* start *

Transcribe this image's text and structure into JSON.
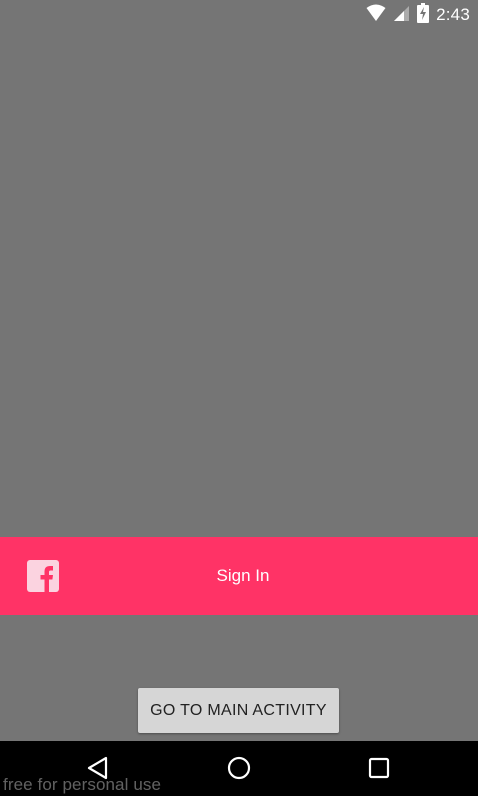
{
  "status_bar": {
    "time": "2:43",
    "icons": [
      "wifi-icon",
      "cell-signal-icon",
      "battery-charging-icon"
    ]
  },
  "screen": {
    "background_color": "#757575"
  },
  "signin": {
    "label": "Sign In",
    "icon": "facebook-icon",
    "color": "#ff3366",
    "icon_color": "#fbd3e0"
  },
  "main_button": {
    "label": "GO TO MAIN ACTIVITY",
    "background": "#d6d6d6",
    "text_color": "#222222"
  },
  "nav_bar": {
    "background": "#000000",
    "buttons": [
      "back-icon",
      "home-icon",
      "recents-icon"
    ]
  },
  "watermark": {
    "text": "free for personal use"
  }
}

* end *

Make an exact copy of every entry above, minus the images.

> **TASK ANSWER**:
Transcribe this image's text and structure into JSON.
{
  "status_bar": {
    "time": "2:43",
    "icons": [
      "wifi-icon",
      "cell-signal-icon",
      "battery-charging-icon"
    ]
  },
  "screen": {
    "background_color": "#757575"
  },
  "signin": {
    "label": "Sign In",
    "icon": "facebook-icon",
    "color": "#ff3366",
    "icon_color": "#fbd3e0"
  },
  "main_button": {
    "label": "GO TO MAIN ACTIVITY",
    "background": "#d6d6d6",
    "text_color": "#222222"
  },
  "nav_bar": {
    "background": "#000000",
    "buttons": [
      "back-icon",
      "home-icon",
      "recents-icon"
    ]
  },
  "watermark": {
    "text": "free for personal use"
  }
}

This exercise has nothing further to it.